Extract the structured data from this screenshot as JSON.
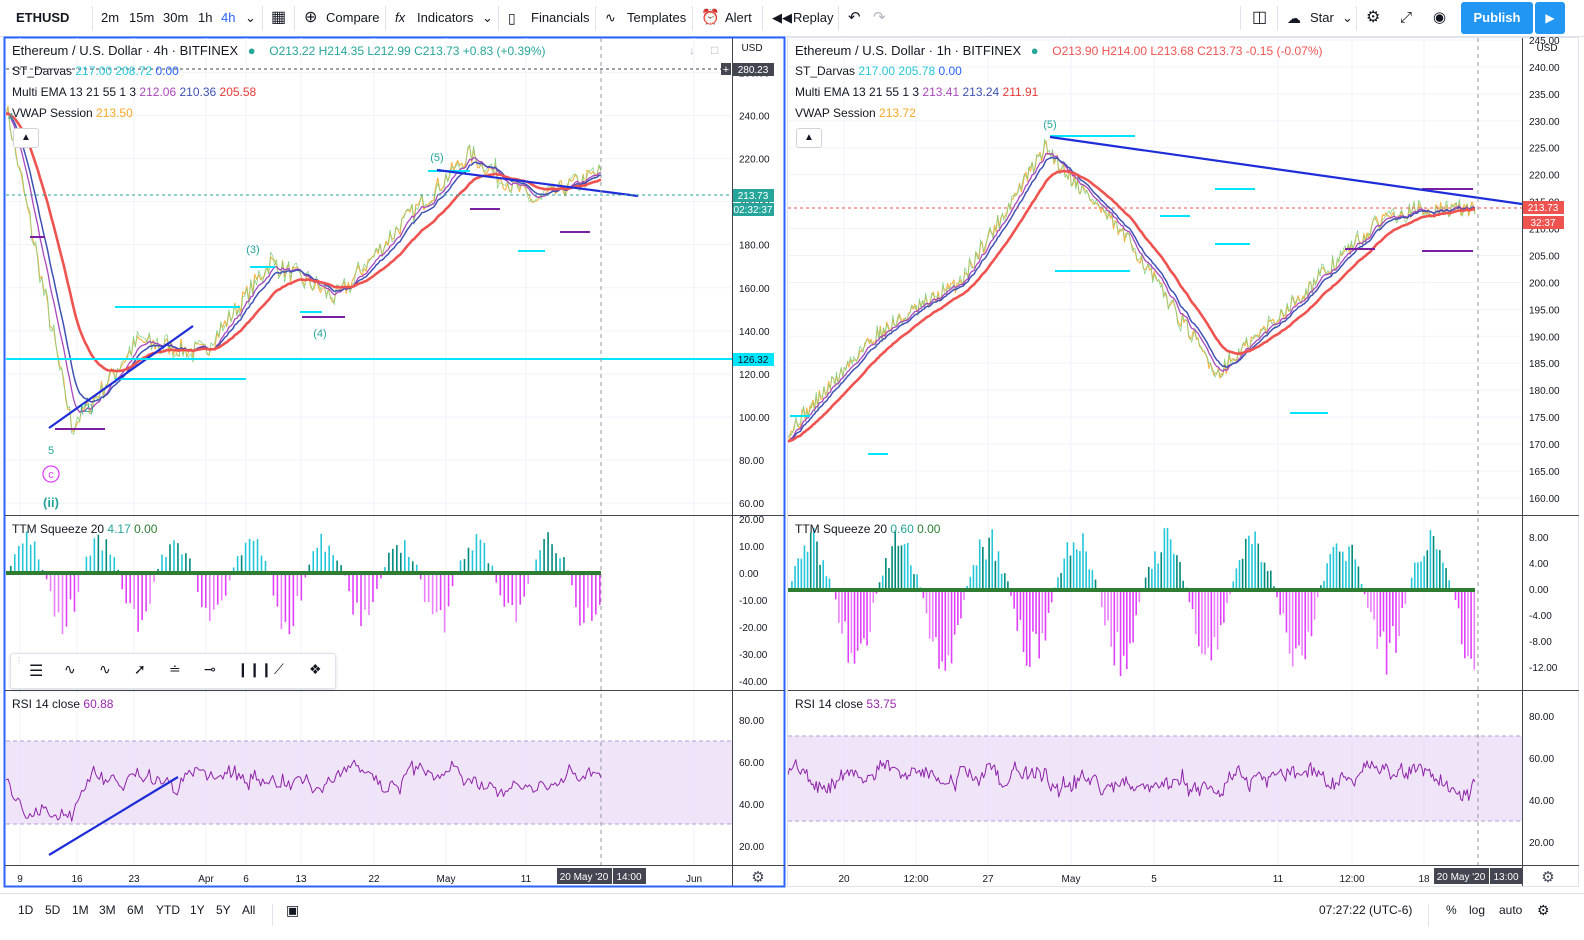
{
  "toolbar": {
    "symbol": "ETHUSD",
    "intervals": [
      "2m",
      "15m",
      "30m",
      "1h",
      "4h"
    ],
    "active_interval": "4h",
    "compare": "Compare",
    "indicators": "Indicators",
    "financials": "Financials",
    "templates": "Templates",
    "alert": "Alert",
    "replay": "Replay",
    "star": "Star",
    "publish": "Publish"
  },
  "bottombar": {
    "ranges": [
      "1D",
      "5D",
      "1M",
      "3M",
      "6M",
      "YTD",
      "1Y",
      "5Y",
      "All"
    ],
    "clock": "07:27:22 (UTC-6)",
    "pct": "%",
    "log": "log",
    "auto": "auto"
  },
  "left": {
    "title": "Ethereum / U.S. Dollar · 4h · BITFINEX",
    "ohlc": {
      "o": "O213.22",
      "h": "H214.35",
      "l": "L212.99",
      "c": "C213.73",
      "chg": "+0.83 (+0.39%)"
    },
    "darvas": {
      "name": "ST_Darvas",
      "v1": "217.00",
      "v2": "208.72",
      "v3": "0.00"
    },
    "ema": {
      "name": "Multi EMA 13 21 55 1 3",
      "v1": "212.06",
      "v2": "210.36",
      "v3": "205.58"
    },
    "vwap": {
      "name": "VWAP Session",
      "v": "213.50"
    },
    "ttm": {
      "name": "TTM Squeeze 20",
      "v1": "4.17",
      "v2": "0.00"
    },
    "rsi": {
      "name": "RSI 14 close",
      "v": "60.88"
    },
    "currency": "USD",
    "price_tag": "213.73",
    "countdown": "02:32:37",
    "tag_high": "280.23",
    "tag_low": "126.32",
    "date_tag": "20 May '20",
    "time_tag": "14:00",
    "price_ticks": [
      "260.00",
      "240.00",
      "220.00",
      "200.00",
      "180.00",
      "160.00",
      "140.00",
      "120.00",
      "100.00",
      "80.00",
      "60.00"
    ],
    "ttm_ticks": [
      "20.00",
      "10.00",
      "0.00",
      "-10.00",
      "-20.00",
      "-30.00",
      "-40.00"
    ],
    "rsi_ticks": [
      "80.00",
      "60.00",
      "40.00",
      "20.00"
    ],
    "x_ticks": [
      "9",
      "16",
      "23",
      "Apr",
      "6",
      "13",
      "22",
      "May",
      "11",
      "Jun"
    ],
    "waves": {
      "w5": "(5)",
      "w3": "(3)",
      "w4": "(4)",
      "w2": "(2)",
      "w5b": "5",
      "wc": "c",
      "wii": "(ii)",
      "w4a": "4"
    }
  },
  "right": {
    "title": "Ethereum / U.S. Dollar · 1h · BITFINEX",
    "ohlc": {
      "o": "O213.90",
      "h": "H214.00",
      "l": "L213.68",
      "c": "C213.73",
      "chg": "-0.15 (-0.07%)"
    },
    "darvas": {
      "name": "ST_Darvas",
      "v1": "217.00",
      "v2": "205.78",
      "v3": "0.00"
    },
    "ema": {
      "name": "Multi EMA 13 21 55 1 3",
      "v1": "213.41",
      "v2": "213.24",
      "v3": "211.91"
    },
    "vwap": {
      "name": "VWAP Session",
      "v": "213.72"
    },
    "ttm": {
      "name": "TTM Squeeze 20",
      "v1": "0.60",
      "v2": "0.00"
    },
    "rsi": {
      "name": "RSI 14 close",
      "v": "53.75"
    },
    "currency": "USD",
    "price_tag": "213.73",
    "countdown": "32:37",
    "date_tag": "20 May '20",
    "time_tag": "13:00",
    "price_ticks": [
      "245.00",
      "240.00",
      "235.00",
      "230.00",
      "225.00",
      "220.00",
      "215.00",
      "210.00",
      "205.00",
      "200.00",
      "195.00",
      "190.00",
      "185.00",
      "180.00",
      "175.00",
      "170.00",
      "165.00",
      "160.00"
    ],
    "ttm_ticks": [
      "8.00",
      "4.00",
      "0.00",
      "-4.00",
      "-8.00",
      "-12.00"
    ],
    "rsi_ticks": [
      "80.00",
      "60.00",
      "40.00",
      "20.00"
    ],
    "x_ticks": [
      "20",
      "12:00",
      "27",
      "May",
      "5",
      "11",
      "12:00",
      "18"
    ],
    "waves": {
      "w5": "(5)"
    }
  },
  "chart_data": [
    {
      "type": "line",
      "title": "Ethereum / U.S. Dollar · 4h · BITFINEX",
      "x": [
        "9",
        "16",
        "23",
        "Apr",
        "6",
        "13",
        "22",
        "May",
        "11",
        "20 May '20"
      ],
      "series": [
        {
          "name": "Ethereum / U.S. Dollar",
          "values": [
            245,
            95,
            135,
            130,
            172,
            155,
            190,
            222,
            200,
            213.73
          ]
        }
      ],
      "ylim": [
        55,
        275
      ],
      "legend": "top-left"
    },
    {
      "type": "line",
      "title": "Ethereum / U.S. Dollar · 1h · BITFINEX",
      "x": [
        "20",
        "12:00",
        "27",
        "May",
        "5",
        "11",
        "12:00",
        "18",
        "20 May '20"
      ],
      "series": [
        {
          "name": "Ethereum / U.S. Dollar",
          "values": [
            172,
            190,
            200,
            225,
            207,
            183,
            198,
            213,
            213.73
          ]
        }
      ],
      "ylim": [
        157,
        245
      ],
      "legend": "top-left"
    }
  ]
}
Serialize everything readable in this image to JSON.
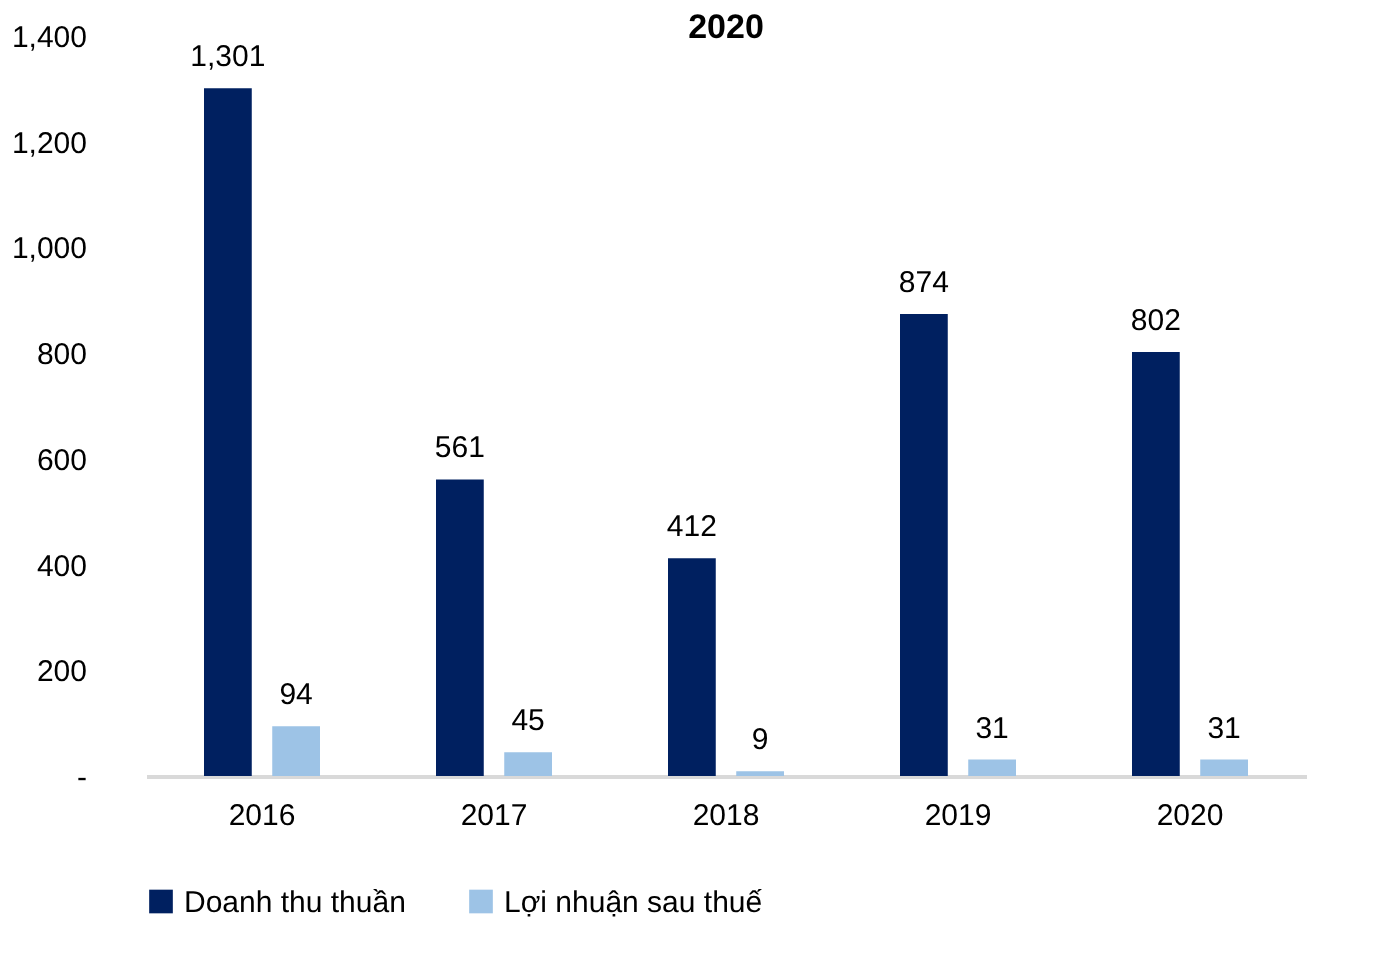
{
  "chart_data": {
    "type": "bar",
    "title": "2020",
    "categories": [
      "2016",
      "2017",
      "2018",
      "2019",
      "2020"
    ],
    "series": [
      {
        "name": "Doanh thu thuần",
        "color": "#002060",
        "values": [
          1301,
          561,
          412,
          874,
          802
        ],
        "value_labels": [
          "1,301",
          "561",
          "412",
          "874",
          "802"
        ]
      },
      {
        "name": "Lợi nhuận sau thuế",
        "color": "#9dc3e6",
        "values": [
          94,
          45,
          9,
          31,
          31
        ],
        "value_labels": [
          "94",
          "45",
          "9",
          "31",
          "31"
        ]
      }
    ],
    "ylim": [
      0,
      1400
    ],
    "yticks": [
      {
        "value": 0,
        "label": "-"
      },
      200,
      400,
      600,
      800,
      {
        "value": 1000,
        "label": "1,000"
      },
      {
        "value": 1200,
        "label": "1,200"
      },
      {
        "value": 1400,
        "label": "1,400"
      }
    ],
    "legend": "bottom",
    "grid": false
  }
}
++++
REQUIREMENT —
From the records above, how many lines include the word "JSON"? Only the number is wanted.

EXPECTED ANSWER —
2